Passage shown:
Despite some doubts in the very beginning, the result is more than satisfying.
So, it wasn’t an easy start?
TM: Truthfully, in the beginning, the conversation wasn’t easy at all. As one could imagine, there had to be tough decisions made regarding the pricing of the flight. And yes, it is true, clean logistics comes with a surcharge. That’s why not every customer is willing to pay more for SAF.
It is very important to us to introduce a truly 100 per cent carbon neutral flight, and not only to offer a pay-per-use option. We had thus decided that, if there aren’t enough customers for our climate-friendly offer, DB Schenker will make the financial commitment to pay the difference. This is a testament to the dedication of our duty to strive towards a sustainable future.
More recently, in April 2021, Lufthansa Cargo and DB Schenker launched a weekly Frankfurt to Shanghai carbon neutral cargo flight connection. What are the sustainability benefits of this?
Dorothea von Boxberg (DvB): The general term for sustainable, synthetic kerosene is ‘Sustainable Aviation Fuel’ (SAF). SAF is the first real alternative to fossil aviation fuel. It is the key to climate neutral air traffic and can be fed into regular flight operations without infrastructure adjustments. By replacing fossil kerosene with Sustainable Aviation Fuel, we take CO2 from the atmosphere, reducing CO2 emissions from the outset. With the sustainable freight flight connection, DB Schenker and Lufthansa Cargo are reiterating their call to other companies in the logistics industry, as well as politicians, to jointly expand production and infrastructure for Sustainable Aviation Fuel and thus drive forward decarbonisation in logistics.

Records provided:
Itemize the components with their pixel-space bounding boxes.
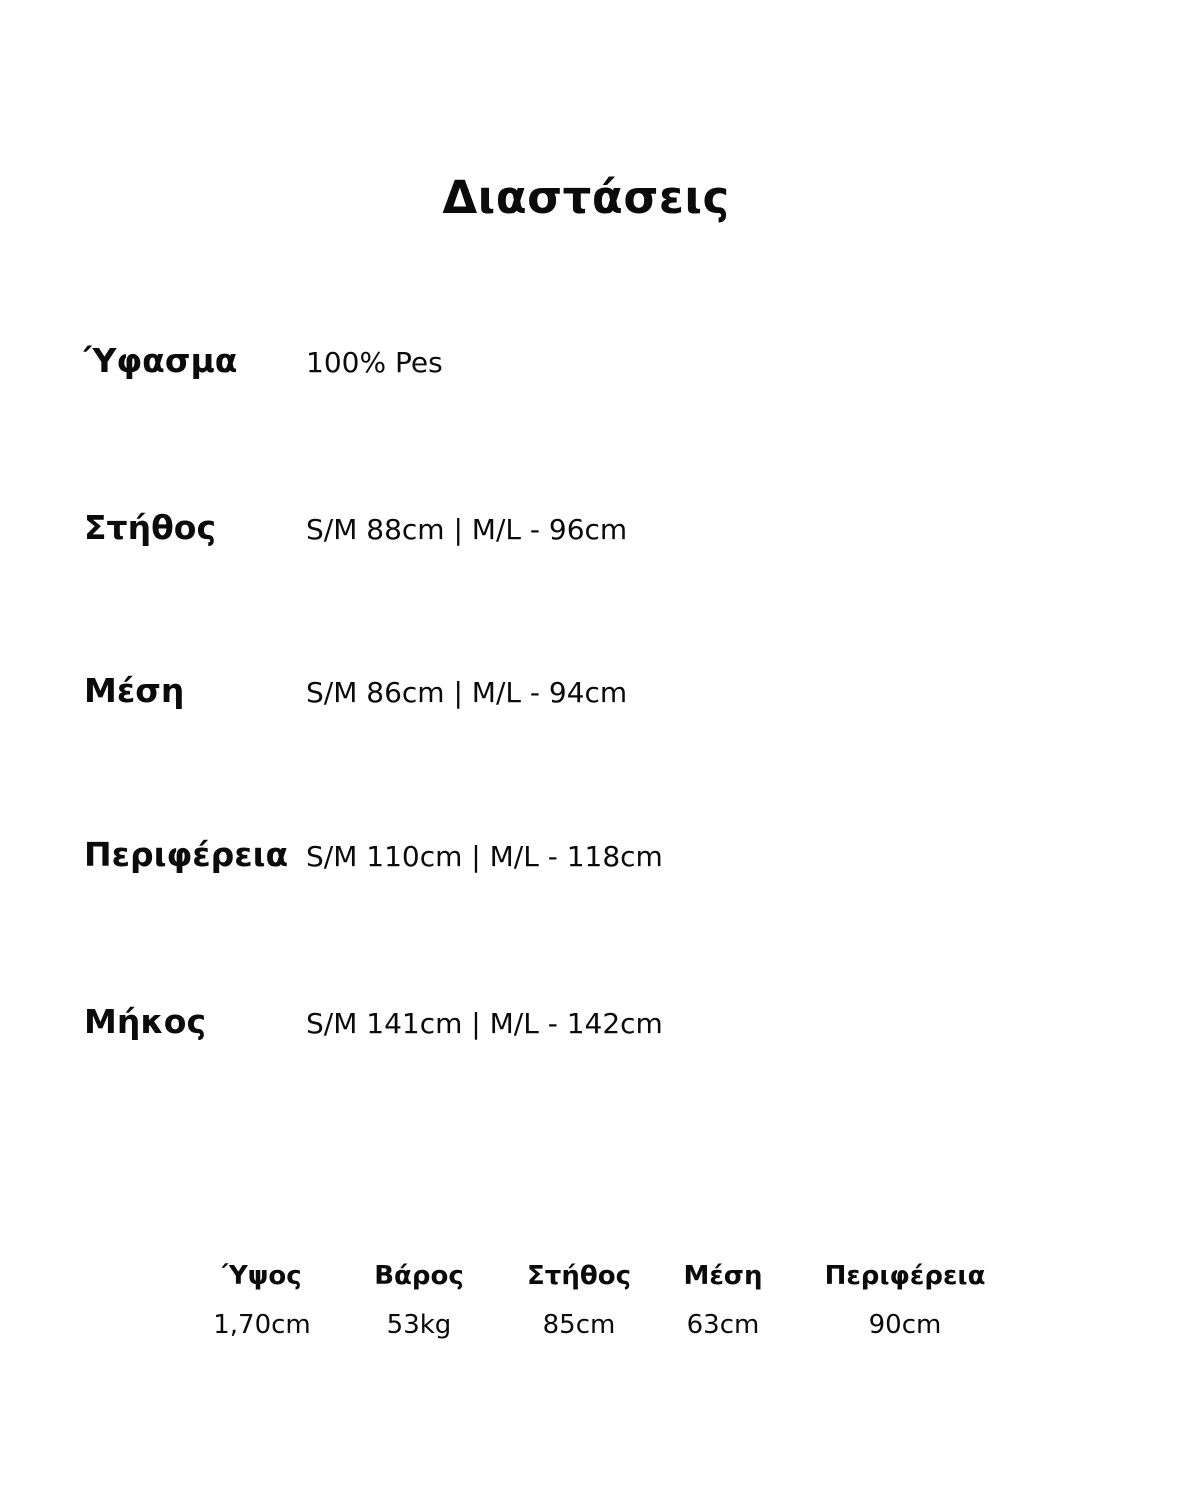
spec-row-chest <box>84 503 1084 553</box>
model-value: 63cm <box>686 1310 760 1340</box>
spec-label: Περιφέρεια <box>84 835 289 874</box>
spec-value: S/M 88cm | M/L - 96cm <box>306 513 628 546</box>
spec-value: S/M 141cm | M/L - 142cm <box>306 1007 663 1040</box>
page-title: Διαστάσεις <box>442 171 730 224</box>
spec-row-waist <box>84 666 1084 716</box>
model-label: Περιφέρεια <box>824 1261 986 1291</box>
spec-row-length <box>84 997 1084 1047</box>
model-label: Ύψος <box>222 1261 302 1291</box>
model-value: 1,70cm <box>213 1310 311 1340</box>
model-value: 90cm <box>868 1310 942 1340</box>
spec-value: S/M 86cm | M/L - 94cm <box>306 676 628 709</box>
model-hips <box>825 1256 986 1356</box>
model-label: Στήθος <box>527 1261 631 1291</box>
spec-label: Ύφασμα <box>84 341 238 380</box>
spec-label: Μέση <box>84 671 185 710</box>
model-weight <box>374 1256 464 1356</box>
model-waist <box>683 1256 762 1356</box>
model-chest <box>527 1256 631 1356</box>
spec-value: 100% Pes <box>306 346 443 379</box>
model-height <box>213 1256 311 1356</box>
spec-row-fabric <box>84 336 1084 386</box>
model-value: 53kg <box>386 1310 452 1340</box>
spec-value: S/M 110cm | M/L - 118cm <box>306 840 663 873</box>
model-label: Βάρος <box>374 1261 464 1291</box>
model-label: Μέση <box>683 1261 763 1291</box>
spec-label: Στήθος <box>84 508 216 547</box>
model-value: 85cm <box>542 1310 616 1340</box>
spec-row-hips <box>84 830 1084 880</box>
spec-label: Μήκος <box>84 1002 207 1041</box>
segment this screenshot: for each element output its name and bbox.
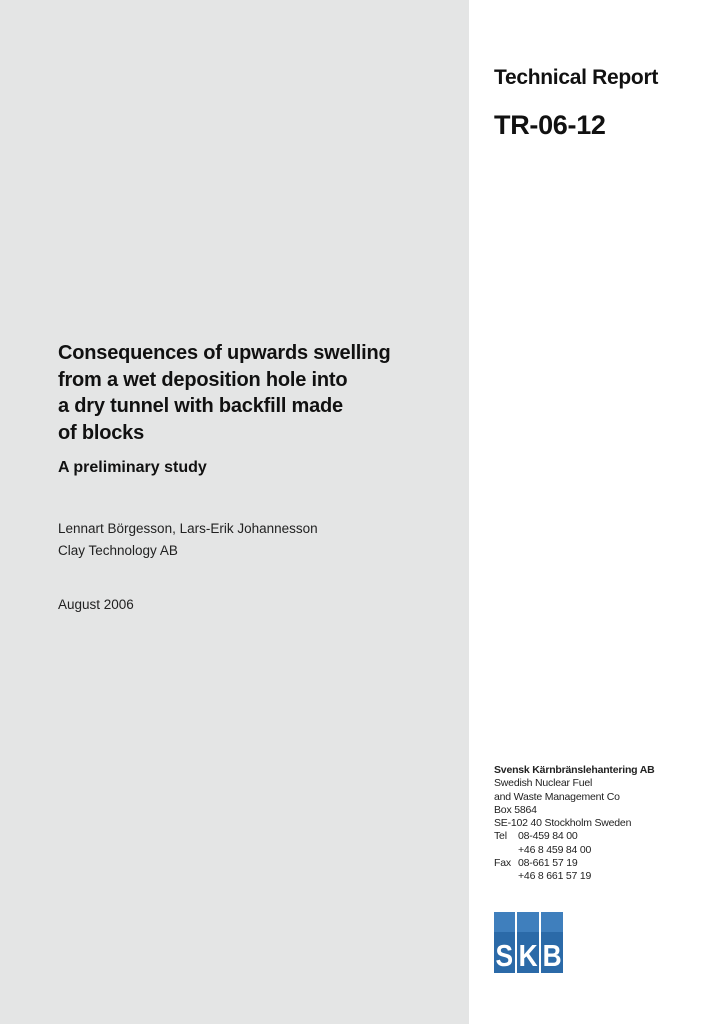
author-affiliation: Clay Technology AB — [58, 543, 178, 558]
title-line: from a wet deposition hole into — [58, 368, 348, 391]
author-names: Lennart Börgesson, Lars-Erik Johannesson — [58, 521, 318, 536]
contact-value: +46 8 661 57 19 — [518, 870, 592, 883]
publisher-line: Swedish Nuclear Fuel — [494, 777, 593, 790]
logo-letter: B — [542, 938, 562, 973]
report-subtitle: A preliminary study — [58, 459, 207, 476]
contact-value: +46 8 459 84 00 — [518, 843, 592, 856]
logo-letter: K — [518, 938, 538, 973]
title-line: of blocks — [58, 421, 144, 444]
contact-label — [494, 870, 518, 883]
publisher-block — [494, 764, 719, 884]
contact-value: 08-661 57 19 — [518, 857, 578, 870]
logo-column — [494, 912, 515, 973]
title-line: a dry tunnel with backfill made — [58, 395, 343, 417]
author-block — [58, 518, 318, 562]
contact-label: Fax — [494, 857, 511, 870]
contact-row-tel-intl — [494, 844, 719, 857]
title-line: Consequences of upwards swelling — [58, 342, 391, 364]
contact-value: 08-459 84 00 — [518, 830, 578, 843]
publisher-line: and Waste Management Co — [494, 790, 620, 803]
logo-column — [541, 912, 563, 973]
contact-label: Tel — [494, 830, 507, 843]
report-number: TR-06-12 — [494, 110, 606, 140]
logo-column — [517, 912, 539, 973]
logo-letter: S — [495, 938, 514, 973]
contact-row-fax-intl — [494, 870, 719, 883]
publication-date: August 2006 — [58, 597, 134, 612]
publisher-address: Box 5864 — [494, 803, 537, 816]
publisher-name: Svensk Kärnbränslehantering AB — [494, 764, 655, 776]
contact-label — [494, 844, 518, 857]
report-title — [58, 340, 458, 446]
contact-row-tel — [494, 830, 719, 843]
report-type: Technical Report — [494, 66, 659, 89]
publisher-address: SE-102 40 Stockholm Sweden — [494, 817, 632, 830]
skb-logo — [494, 912, 562, 973]
contact-row-fax — [494, 857, 719, 870]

Aim A:
Reproduce the interview on carbon-neutral cargo flights from "TM: Truthfully, in" up to and including "benefits of this?", switching "surcharge" to "premium".
Aim B:
Resume the interview on carbon-neutral cargo flights, picking up right after its final sentence.

Written response A:
TM: Truthfully, in the beginning, the conversation wasn’t easy at all. As one could imagine, there had to be tough decisions made regarding the pricing of the flight. And yes, it is true, clean logistics comes with a premium. That’s why not every customer is willing to pay more for SAF.
It is very important to us to introduce a truly 100 per cent carbon neutral flight, and not only to offer a pay-per-use option. We had thus decided that, if there aren’t enough customers for our climate-friendly offer, DB Schenker will make the financial commitment to pay the difference. This is a testament to the dedication of our duty to strive towards a sustainable future.
More recently, in April 2021, Lufthansa Cargo and DB Schenker launched a weekly Frankfurt to Shanghai carbon neutral cargo flight connection. What are the sustainability benefits of this?

Written response B:
Are Lufthansa Cargo and DB Schenker looking to launch additional carbon neutral cargo flight connections?
TM: I want to take this opportunity to emphasise how unique our weekly flights are. For the very first time in aviation history, carbon neutral supply chains are feasible with air freight. This is one of the cleanest available air cargo transport products between China and Europe, with a weekly volume of SAF, which corresponds to 174 metric tonnes of kerosene. We are delighted that so many of our customers support our vision of green flights. To mention a few, Mercedes-Benz, ZF and Merck are among some of the first customers.
At the same time, we are aware that SAF is about three to six times more expensive than fossil kerosene, and the quantity available on the market is limited. That’s why we’d like to reiterate our call to other companies in the logistics industry and politicians to strengthen their decarbonisation agenda and join us in expanding production and infrastructure for SAF in logistics.
In all of our best interests, the demand continues to develop in the positive way that it has, and we will continue to promote our green offering as a signal that the industry is ready to take this step. We need the industry and politicians’ support to take charge and create more capacity or demand for regenerative fuels and clean aviation.
When everything goes as we expect, we are happy to discuss an expanded range of CO2 neutral cargo flight connections. Naturally, one thing goes without saying: in the end, the decision is made by our customers.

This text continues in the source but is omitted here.